Directions for this task:
Without skipping anything, write out each record below exactly.

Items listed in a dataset
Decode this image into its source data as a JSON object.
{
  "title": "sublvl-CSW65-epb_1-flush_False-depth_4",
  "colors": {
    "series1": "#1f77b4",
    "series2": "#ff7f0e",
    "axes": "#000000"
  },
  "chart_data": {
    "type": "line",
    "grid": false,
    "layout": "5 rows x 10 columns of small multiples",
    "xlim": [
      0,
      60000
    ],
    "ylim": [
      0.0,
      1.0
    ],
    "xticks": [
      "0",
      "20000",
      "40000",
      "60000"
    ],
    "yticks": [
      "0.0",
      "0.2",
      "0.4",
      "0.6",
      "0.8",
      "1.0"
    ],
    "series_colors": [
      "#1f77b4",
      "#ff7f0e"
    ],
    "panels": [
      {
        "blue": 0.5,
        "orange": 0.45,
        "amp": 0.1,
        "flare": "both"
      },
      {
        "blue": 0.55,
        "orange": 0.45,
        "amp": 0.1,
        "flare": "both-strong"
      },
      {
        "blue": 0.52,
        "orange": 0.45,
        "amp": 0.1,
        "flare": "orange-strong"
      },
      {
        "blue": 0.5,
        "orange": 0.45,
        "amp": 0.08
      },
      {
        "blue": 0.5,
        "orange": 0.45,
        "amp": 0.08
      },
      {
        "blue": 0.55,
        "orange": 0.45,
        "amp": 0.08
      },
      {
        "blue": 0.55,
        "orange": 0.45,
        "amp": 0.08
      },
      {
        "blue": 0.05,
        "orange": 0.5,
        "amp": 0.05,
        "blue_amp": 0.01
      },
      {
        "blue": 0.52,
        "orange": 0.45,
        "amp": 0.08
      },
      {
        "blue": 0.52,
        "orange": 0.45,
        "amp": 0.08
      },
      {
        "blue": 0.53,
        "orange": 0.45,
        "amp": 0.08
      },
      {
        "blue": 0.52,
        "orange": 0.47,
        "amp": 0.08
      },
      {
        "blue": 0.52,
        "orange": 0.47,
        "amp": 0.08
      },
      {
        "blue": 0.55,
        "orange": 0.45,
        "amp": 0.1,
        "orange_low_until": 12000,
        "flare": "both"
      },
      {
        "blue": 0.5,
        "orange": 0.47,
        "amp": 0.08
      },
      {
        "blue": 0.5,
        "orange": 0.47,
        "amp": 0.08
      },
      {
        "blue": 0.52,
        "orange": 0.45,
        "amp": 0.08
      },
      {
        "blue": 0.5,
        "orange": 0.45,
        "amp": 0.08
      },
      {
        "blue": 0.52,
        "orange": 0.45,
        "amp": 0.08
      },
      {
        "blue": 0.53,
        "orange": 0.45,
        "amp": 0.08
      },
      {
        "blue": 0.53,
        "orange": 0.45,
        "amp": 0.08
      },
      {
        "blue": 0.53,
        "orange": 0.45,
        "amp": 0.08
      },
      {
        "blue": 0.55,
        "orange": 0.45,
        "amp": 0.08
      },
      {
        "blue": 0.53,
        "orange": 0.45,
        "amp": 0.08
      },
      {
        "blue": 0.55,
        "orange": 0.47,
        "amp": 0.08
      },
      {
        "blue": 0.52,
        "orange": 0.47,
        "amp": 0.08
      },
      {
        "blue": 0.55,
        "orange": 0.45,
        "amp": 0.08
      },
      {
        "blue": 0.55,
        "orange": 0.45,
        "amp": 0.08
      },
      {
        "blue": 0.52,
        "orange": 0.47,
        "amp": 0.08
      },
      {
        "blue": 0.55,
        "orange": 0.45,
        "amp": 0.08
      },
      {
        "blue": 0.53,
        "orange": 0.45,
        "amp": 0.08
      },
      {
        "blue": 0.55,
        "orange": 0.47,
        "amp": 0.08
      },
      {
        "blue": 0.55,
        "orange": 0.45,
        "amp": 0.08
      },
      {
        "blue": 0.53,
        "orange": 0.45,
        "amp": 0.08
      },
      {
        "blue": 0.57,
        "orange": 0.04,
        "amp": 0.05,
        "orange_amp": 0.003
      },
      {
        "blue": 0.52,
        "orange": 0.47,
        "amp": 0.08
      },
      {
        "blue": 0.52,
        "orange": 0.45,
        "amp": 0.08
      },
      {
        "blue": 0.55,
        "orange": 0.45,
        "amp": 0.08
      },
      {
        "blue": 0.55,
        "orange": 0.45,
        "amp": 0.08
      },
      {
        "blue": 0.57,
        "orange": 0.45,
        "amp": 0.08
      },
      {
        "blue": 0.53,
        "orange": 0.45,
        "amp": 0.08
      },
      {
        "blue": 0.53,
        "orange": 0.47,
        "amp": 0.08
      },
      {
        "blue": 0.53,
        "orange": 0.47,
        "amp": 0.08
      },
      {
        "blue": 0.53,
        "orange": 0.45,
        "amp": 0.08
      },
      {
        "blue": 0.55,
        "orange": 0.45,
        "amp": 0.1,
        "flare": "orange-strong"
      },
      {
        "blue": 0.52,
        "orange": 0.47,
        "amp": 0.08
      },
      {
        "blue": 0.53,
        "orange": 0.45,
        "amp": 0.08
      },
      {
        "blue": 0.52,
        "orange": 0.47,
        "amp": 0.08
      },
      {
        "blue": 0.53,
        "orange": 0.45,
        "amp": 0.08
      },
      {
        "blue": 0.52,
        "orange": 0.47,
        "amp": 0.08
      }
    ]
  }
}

Problem solution:
Decode this image into its source data as a JSON object.
{
  "title": "sublvl-CSW65-epb_1-flush_False-depth_4",
  "colors": {
    "series1": "#1f77b4",
    "series2": "#ff7f0e",
    "axes": "#000000"
  },
  "chart_data": {
    "type": "line",
    "grid": false,
    "layout": "5 rows x 10 columns of small multiples",
    "xlim": [
      0,
      60000
    ],
    "ylim": [
      0.0,
      1.0
    ],
    "xticks": [
      "0",
      "20000",
      "40000",
      "60000"
    ],
    "yticks": [
      "0.0",
      "0.2",
      "0.4",
      "0.6",
      "0.8",
      "1.0"
    ],
    "series_colors": [
      "#1f77b4",
      "#ff7f0e"
    ],
    "panels": [
      {
        "blue": 0.5,
        "orange": 0.45,
        "amp": 0.1,
        "flare": "both"
      },
      {
        "blue": 0.55,
        "orange": 0.45,
        "amp": 0.1,
        "flare": "both-strong"
      },
      {
        "blue": 0.52,
        "orange": 0.45,
        "amp": 0.1,
        "flare": "orange-strong"
      },
      {
        "blue": 0.5,
        "orange": 0.45,
        "amp": 0.08
      },
      {
        "blue": 0.5,
        "orange": 0.45,
        "amp": 0.08
      },
      {
        "blue": 0.55,
        "orange": 0.45,
        "amp": 0.08
      },
      {
        "blue": 0.55,
        "orange": 0.45,
        "amp": 0.08
      },
      {
        "blue": 0.05,
        "orange": 0.5,
        "amp": 0.05,
        "blue_amp": 0.01
      },
      {
        "blue": 0.52,
        "orange": 0.45,
        "amp": 0.08
      },
      {
        "blue": 0.52,
        "orange": 0.45,
        "amp": 0.08
      },
      {
        "blue": 0.53,
        "orange": 0.45,
        "amp": 0.08
      },
      {
        "blue": 0.52,
        "orange": 0.47,
        "amp": 0.08
      },
      {
        "blue": 0.52,
        "orange": 0.47,
        "amp": 0.08
      },
      {
        "blue": 0.55,
        "orange": 0.45,
        "amp": 0.1,
        "orange_low_until": 12000,
        "flare": "both"
      },
      {
        "blue": 0.5,
        "orange": 0.47,
        "amp": 0.08
      },
      {
        "blue": 0.5,
        "orange": 0.47,
        "amp": 0.08
      },
      {
        "blue": 0.52,
        "orange": 0.45,
        "amp": 0.08
      },
      {
        "blue": 0.5,
        "orange": 0.45,
        "amp": 0.08
      },
      {
        "blue": 0.52,
        "orange": 0.45,
        "amp": 0.08
      },
      {
        "blue": 0.53,
        "orange": 0.45,
        "amp": 0.08
      },
      {
        "blue": 0.53,
        "orange": 0.45,
        "amp": 0.08
      },
      {
        "blue": 0.53,
        "orange": 0.45,
        "amp": 0.08
      },
      {
        "blue": 0.55,
        "orange": 0.45,
        "amp": 0.08
      },
      {
        "blue": 0.53,
        "orange": 0.45,
        "amp": 0.08
      },
      {
        "blue": 0.55,
        "orange": 0.47,
        "amp": 0.08
      },
      {
        "blue": 0.52,
        "orange": 0.47,
        "amp": 0.08
      },
      {
        "blue": 0.55,
        "orange": 0.45,
        "amp": 0.08
      },
      {
        "blue": 0.55,
        "orange": 0.45,
        "amp": 0.08
      },
      {
        "blue": 0.52,
        "orange": 0.47,
        "amp": 0.08
      },
      {
        "blue": 0.55,
        "orange": 0.45,
        "amp": 0.08
      },
      {
        "blue": 0.53,
        "orange": 0.45,
        "amp": 0.08
      },
      {
        "blue": 0.55,
        "orange": 0.47,
        "amp": 0.08
      },
      {
        "blue": 0.55,
        "orange": 0.45,
        "amp": 0.08
      },
      {
        "blue": 0.53,
        "orange": 0.45,
        "amp": 0.08
      },
      {
        "blue": 0.57,
        "orange": 0.04,
        "amp": 0.05,
        "orange_amp": 0.003
      },
      {
        "blue": 0.52,
        "orange": 0.47,
        "amp": 0.08
      },
      {
        "blue": 0.52,
        "orange": 0.45,
        "amp": 0.08
      },
      {
        "blue": 0.55,
        "orange": 0.45,
        "amp": 0.08
      },
      {
        "blue": 0.55,
        "orange": 0.45,
        "amp": 0.08
      },
      {
        "blue": 0.57,
        "orange": 0.45,
        "amp": 0.08
      },
      {
        "blue": 0.53,
        "orange": 0.45,
        "amp": 0.08
      },
      {
        "blue": 0.53,
        "orange": 0.47,
        "amp": 0.08
      },
      {
        "blue": 0.53,
        "orange": 0.47,
        "amp": 0.08
      },
      {
        "blue": 0.53,
        "orange": 0.45,
        "amp": 0.08
      },
      {
        "blue": 0.55,
        "orange": 0.45,
        "amp": 0.1,
        "flare": "orange-strong"
      },
      {
        "blue": 0.52,
        "orange": 0.47,
        "amp": 0.08
      },
      {
        "blue": 0.53,
        "orange": 0.45,
        "amp": 0.08
      },
      {
        "blue": 0.52,
        "orange": 0.47,
        "amp": 0.08
      },
      {
        "blue": 0.53,
        "orange": 0.45,
        "amp": 0.08
      },
      {
        "blue": 0.52,
        "orange": 0.47,
        "amp": 0.08
      }
    ]
  }
}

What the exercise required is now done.